Required task: Rewrite the data below so that every occurrence of "NetCopy-Befehlen" becomes "NetCopy-Kommandos", keeping everything else unchanged.
··· Raw records ···
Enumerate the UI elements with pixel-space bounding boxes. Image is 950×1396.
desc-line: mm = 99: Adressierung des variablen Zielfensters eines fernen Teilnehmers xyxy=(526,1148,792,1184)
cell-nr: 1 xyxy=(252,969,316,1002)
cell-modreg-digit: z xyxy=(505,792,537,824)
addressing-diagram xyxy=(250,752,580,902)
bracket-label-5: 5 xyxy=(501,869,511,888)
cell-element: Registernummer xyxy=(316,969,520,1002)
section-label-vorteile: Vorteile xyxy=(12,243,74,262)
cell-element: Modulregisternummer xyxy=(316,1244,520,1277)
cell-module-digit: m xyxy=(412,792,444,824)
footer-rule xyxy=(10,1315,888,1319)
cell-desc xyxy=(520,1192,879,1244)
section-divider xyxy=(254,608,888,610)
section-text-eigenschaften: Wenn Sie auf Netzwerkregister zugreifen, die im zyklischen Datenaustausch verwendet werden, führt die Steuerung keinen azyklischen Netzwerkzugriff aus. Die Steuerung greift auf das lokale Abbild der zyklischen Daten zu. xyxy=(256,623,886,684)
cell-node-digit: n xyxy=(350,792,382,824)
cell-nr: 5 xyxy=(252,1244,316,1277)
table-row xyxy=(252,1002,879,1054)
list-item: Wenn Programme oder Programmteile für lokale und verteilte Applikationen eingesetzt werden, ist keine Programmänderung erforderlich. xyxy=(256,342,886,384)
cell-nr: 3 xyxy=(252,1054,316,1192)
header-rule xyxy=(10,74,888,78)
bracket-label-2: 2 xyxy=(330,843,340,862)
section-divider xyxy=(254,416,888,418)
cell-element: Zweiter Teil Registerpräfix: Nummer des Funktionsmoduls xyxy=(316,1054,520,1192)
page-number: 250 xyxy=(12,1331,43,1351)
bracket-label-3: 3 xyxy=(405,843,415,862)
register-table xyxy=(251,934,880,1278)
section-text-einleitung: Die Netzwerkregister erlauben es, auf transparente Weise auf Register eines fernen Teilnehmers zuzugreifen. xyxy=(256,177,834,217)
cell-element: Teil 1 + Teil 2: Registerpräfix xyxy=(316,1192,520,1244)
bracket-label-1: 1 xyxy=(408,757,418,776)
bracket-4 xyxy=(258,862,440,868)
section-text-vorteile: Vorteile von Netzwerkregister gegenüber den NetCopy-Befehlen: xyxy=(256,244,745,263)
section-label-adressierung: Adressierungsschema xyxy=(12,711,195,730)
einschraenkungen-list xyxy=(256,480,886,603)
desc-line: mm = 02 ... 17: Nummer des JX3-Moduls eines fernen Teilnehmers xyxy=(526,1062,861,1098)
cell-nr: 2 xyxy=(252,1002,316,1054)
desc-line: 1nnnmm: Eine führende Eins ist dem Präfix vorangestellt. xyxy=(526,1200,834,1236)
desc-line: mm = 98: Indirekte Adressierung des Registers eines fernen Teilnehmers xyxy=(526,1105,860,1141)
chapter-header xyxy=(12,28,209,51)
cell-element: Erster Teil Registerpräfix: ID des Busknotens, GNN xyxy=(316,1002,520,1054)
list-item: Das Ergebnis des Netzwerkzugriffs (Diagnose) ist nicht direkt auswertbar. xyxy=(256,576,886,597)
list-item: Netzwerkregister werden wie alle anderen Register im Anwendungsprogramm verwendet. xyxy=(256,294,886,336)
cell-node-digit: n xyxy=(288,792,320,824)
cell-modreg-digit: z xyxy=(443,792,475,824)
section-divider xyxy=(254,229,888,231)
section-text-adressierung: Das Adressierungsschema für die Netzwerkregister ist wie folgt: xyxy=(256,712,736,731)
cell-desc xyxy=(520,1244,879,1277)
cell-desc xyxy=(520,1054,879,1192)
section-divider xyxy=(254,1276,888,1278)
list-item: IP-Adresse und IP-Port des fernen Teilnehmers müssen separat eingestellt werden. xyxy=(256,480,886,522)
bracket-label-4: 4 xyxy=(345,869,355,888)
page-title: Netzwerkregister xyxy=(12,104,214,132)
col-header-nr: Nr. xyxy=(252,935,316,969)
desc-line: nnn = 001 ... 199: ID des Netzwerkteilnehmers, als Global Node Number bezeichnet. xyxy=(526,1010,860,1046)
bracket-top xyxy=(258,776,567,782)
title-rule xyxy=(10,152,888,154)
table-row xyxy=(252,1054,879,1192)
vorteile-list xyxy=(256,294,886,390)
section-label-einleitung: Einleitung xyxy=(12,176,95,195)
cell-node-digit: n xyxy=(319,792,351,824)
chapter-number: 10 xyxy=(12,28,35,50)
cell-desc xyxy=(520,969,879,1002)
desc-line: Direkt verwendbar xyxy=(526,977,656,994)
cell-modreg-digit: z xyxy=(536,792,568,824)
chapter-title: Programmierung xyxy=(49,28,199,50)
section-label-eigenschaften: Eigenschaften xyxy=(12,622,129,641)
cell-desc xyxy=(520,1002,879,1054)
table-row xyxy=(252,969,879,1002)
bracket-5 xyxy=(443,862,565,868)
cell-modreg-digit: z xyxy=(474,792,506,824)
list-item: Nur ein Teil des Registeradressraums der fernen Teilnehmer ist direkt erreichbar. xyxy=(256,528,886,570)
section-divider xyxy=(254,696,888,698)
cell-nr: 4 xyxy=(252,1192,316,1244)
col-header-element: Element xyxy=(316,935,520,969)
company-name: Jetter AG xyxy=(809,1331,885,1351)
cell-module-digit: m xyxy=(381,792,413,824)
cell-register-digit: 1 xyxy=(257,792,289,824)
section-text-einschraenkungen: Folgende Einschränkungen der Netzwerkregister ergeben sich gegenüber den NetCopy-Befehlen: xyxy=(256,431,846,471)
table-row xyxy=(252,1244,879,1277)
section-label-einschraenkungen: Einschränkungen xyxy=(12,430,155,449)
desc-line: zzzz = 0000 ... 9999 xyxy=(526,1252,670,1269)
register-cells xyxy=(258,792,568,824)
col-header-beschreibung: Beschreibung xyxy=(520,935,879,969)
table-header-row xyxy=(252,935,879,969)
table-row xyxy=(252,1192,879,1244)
···
Output below:
Enumerate the UI elements with pixel-space bounding boxes. Image is 950×1396.
desc-line: mm = 99: Adressierung des variablen Zielfensters eines fernen Teilnehmers xyxy=(526,1148,792,1184)
cell-nr: 1 xyxy=(252,969,316,1002)
cell-modreg-digit: z xyxy=(505,792,537,824)
addressing-diagram xyxy=(250,752,580,902)
bracket-label-5: 5 xyxy=(501,869,511,888)
cell-element: Registernummer xyxy=(316,969,520,1002)
section-label-vorteile: Vorteile xyxy=(12,243,74,262)
cell-element: Modulregisternummer xyxy=(316,1244,520,1277)
cell-module-digit: m xyxy=(412,792,444,824)
footer-rule xyxy=(10,1315,888,1319)
cell-desc xyxy=(520,1192,879,1244)
section-divider xyxy=(254,608,888,610)
section-text-eigenschaften: Wenn Sie auf Netzwerkregister zugreifen, die im zyklischen Datenaustausch verwendet werden, führt die Steuerung keinen azyklischen Netzwerkzugriff aus. Die Steuerung greift auf das lokale Abbild der zyklischen Daten zu. xyxy=(256,623,886,684)
cell-node-digit: n xyxy=(350,792,382,824)
cell-nr: 5 xyxy=(252,1244,316,1277)
table-row xyxy=(252,1002,879,1054)
list-item: Wenn Programme oder Programmteile für lokale und verteilte Applikationen eingesetzt werden, ist keine Programmänderung erforderlich. xyxy=(256,342,886,384)
cell-nr: 3 xyxy=(252,1054,316,1192)
header-rule xyxy=(10,74,888,78)
bracket-label-2: 2 xyxy=(330,843,340,862)
section-divider xyxy=(254,416,888,418)
cell-element: Zweiter Teil Registerpräfix: Nummer des Funktionsmoduls xyxy=(316,1054,520,1192)
page-number: 250 xyxy=(12,1331,43,1351)
bracket-label-3: 3 xyxy=(405,843,415,862)
register-table xyxy=(251,934,880,1278)
section-text-einleitung: Die Netzwerkregister erlauben es, auf transparente Weise auf Register eines fernen Teilnehmers zuzugreifen. xyxy=(256,177,834,217)
cell-element: Teil 1 + Teil 2: Registerpräfix xyxy=(316,1192,520,1244)
bracket-label-1: 1 xyxy=(408,757,418,776)
bracket-4 xyxy=(258,862,440,868)
section-text-vorteile: Vorteile von Netzwerkregister gegenüber den NetCopy-Kommandos: xyxy=(256,244,745,263)
section-label-adressierung: Adressierungsschema xyxy=(12,711,195,730)
einschraenkungen-list xyxy=(256,480,886,603)
desc-line: mm = 02 ... 17: Nummer des JX3-Moduls eines fernen Teilnehmers xyxy=(526,1062,861,1098)
cell-nr: 2 xyxy=(252,1002,316,1054)
desc-line: 1nnnmm: Eine führende Eins ist dem Präfix vorangestellt. xyxy=(526,1200,834,1236)
desc-line: mm = 98: Indirekte Adressierung des Registers eines fernen Teilnehmers xyxy=(526,1105,860,1141)
chapter-header xyxy=(12,28,209,51)
cell-element: Erster Teil Registerpräfix: ID des Busknotens, GNN xyxy=(316,1002,520,1054)
list-item: Das Ergebnis des Netzwerkzugriffs (Diagnose) ist nicht direkt auswertbar. xyxy=(256,576,886,597)
list-item: Netzwerkregister werden wie alle anderen Register im Anwendungsprogramm verwendet. xyxy=(256,294,886,336)
cell-node-digit: n xyxy=(288,792,320,824)
cell-modreg-digit: z xyxy=(443,792,475,824)
section-divider xyxy=(254,229,888,231)
section-text-adressierung: Das Adressierungsschema für die Netzwerkregister ist wie folgt: xyxy=(256,712,736,731)
cell-desc xyxy=(520,1244,879,1277)
cell-desc xyxy=(520,1054,879,1192)
section-divider xyxy=(254,1276,888,1278)
list-item: IP-Adresse und IP-Port des fernen Teilnehmers müssen separat eingestellt werden. xyxy=(256,480,886,522)
bracket-label-4: 4 xyxy=(345,869,355,888)
page-title: Netzwerkregister xyxy=(12,104,214,132)
col-header-nr: Nr. xyxy=(252,935,316,969)
desc-line: nnn = 001 ... 199: ID des Netzwerkteilnehmers, als Global Node Number bezeichnet. xyxy=(526,1010,860,1046)
bracket-top xyxy=(258,776,567,782)
title-rule xyxy=(10,152,888,154)
table-row xyxy=(252,1054,879,1192)
vorteile-list xyxy=(256,294,886,390)
section-label-einleitung: Einleitung xyxy=(12,176,95,195)
cell-node-digit: n xyxy=(319,792,351,824)
chapter-number: 10 xyxy=(12,28,35,50)
cell-desc xyxy=(520,969,879,1002)
desc-line: Direkt verwendbar xyxy=(526,977,656,994)
cell-modreg-digit: z xyxy=(536,792,568,824)
chapter-title: Programmierung xyxy=(49,28,199,50)
section-label-eigenschaften: Eigenschaften xyxy=(12,622,129,641)
cell-desc xyxy=(520,1002,879,1054)
table-row xyxy=(252,969,879,1002)
bracket-5 xyxy=(443,862,565,868)
cell-modreg-digit: z xyxy=(474,792,506,824)
list-item: Nur ein Teil des Registeradressraums der fernen Teilnehmer ist direkt erreichbar. xyxy=(256,528,886,570)
section-divider xyxy=(254,696,888,698)
cell-nr: 4 xyxy=(252,1192,316,1244)
col-header-element: Element xyxy=(316,935,520,969)
company-name: Jetter AG xyxy=(809,1331,885,1351)
cell-module-digit: m xyxy=(381,792,413,824)
cell-register-digit: 1 xyxy=(257,792,289,824)
section-text-einschraenkungen: Folgende Einschränkungen der Netzwerkregister ergeben sich gegenüber den NetCopy-Kommandos: xyxy=(256,431,846,471)
table-row xyxy=(252,1244,879,1277)
section-label-einschraenkungen: Einschränkungen xyxy=(12,430,155,449)
desc-line: zzzz = 0000 ... 9999 xyxy=(526,1252,670,1269)
register-cells xyxy=(258,792,568,824)
col-header-beschreibung: Beschreibung xyxy=(520,935,879,969)
table-header-row xyxy=(252,935,879,969)
table-row xyxy=(252,1192,879,1244)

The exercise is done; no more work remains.